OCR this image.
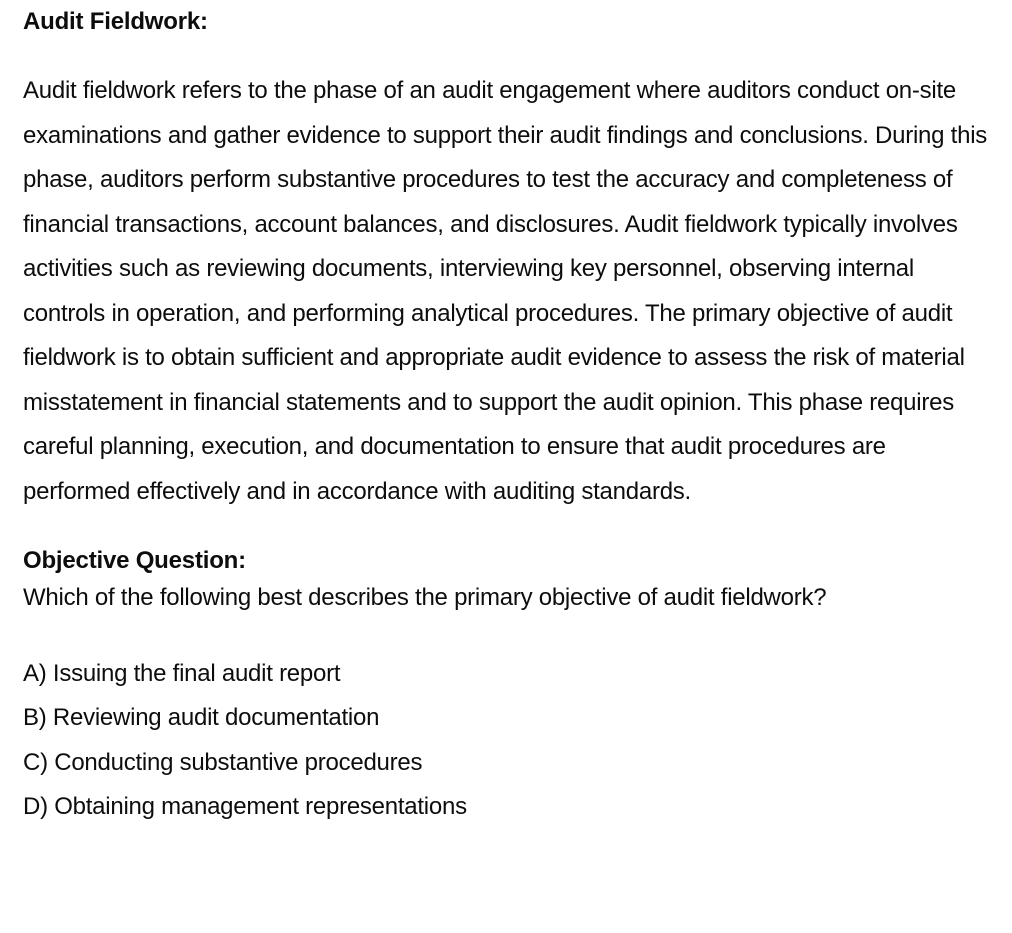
Audit Fieldwork:

Audit fieldwork refers to the phase of an audit engagement where auditors conduct on-site examinations and gather evidence to support their audit findings and conclusions. During this phase, auditors perform substantive procedures to test the accuracy and completeness of financial transactions, account balances, and disclosures. Audit fieldwork typically involves activities such as reviewing documents, interviewing key personnel, observing internal controls in operation, and performing analytical procedures. The primary objective of audit fieldwork is to obtain sufficient and appropriate audit evidence to assess the risk of material misstatement in financial statements and to support the audit opinion. This phase requires careful planning, execution, and documentation to ensure that audit procedures are performed effectively and in accordance with auditing standards.

Objective Question:

Which of the following best describes the primary objective of audit fieldwork?

A) Issuing the final audit report
B) Reviewing audit documentation
C) Conducting substantive procedures
D) Obtaining management representations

__________

Given instruction:
Extract the entries in full, exactly as they are, minus the pictures.

Response:
OCR this image.
Audit Fieldwork:

Audit fieldwork refers to the phase of an audit engagement where auditors conduct on-site examinations and gather evidence to support their audit findings and conclusions. During this phase, auditors perform substantive procedures to test the accuracy and completeness of financial transactions, account balances, and disclosures. Audit fieldwork typically involves activities such as reviewing documents, interviewing key personnel, observing internal controls in operation, and performing analytical procedures. The primary objective of audit fieldwork is to obtain sufficient and appropriate audit evidence to assess the risk of material misstatement in financial statements and to support the audit opinion. This phase requires careful planning, execution, and documentation to ensure that audit procedures are performed effectively and in accordance with auditing standards.

Objective Question:

Which of the following best describes the primary objective of audit fieldwork?

A) Issuing the final audit report
B) Reviewing audit documentation
C) Conducting substantive procedures
D) Obtaining management representations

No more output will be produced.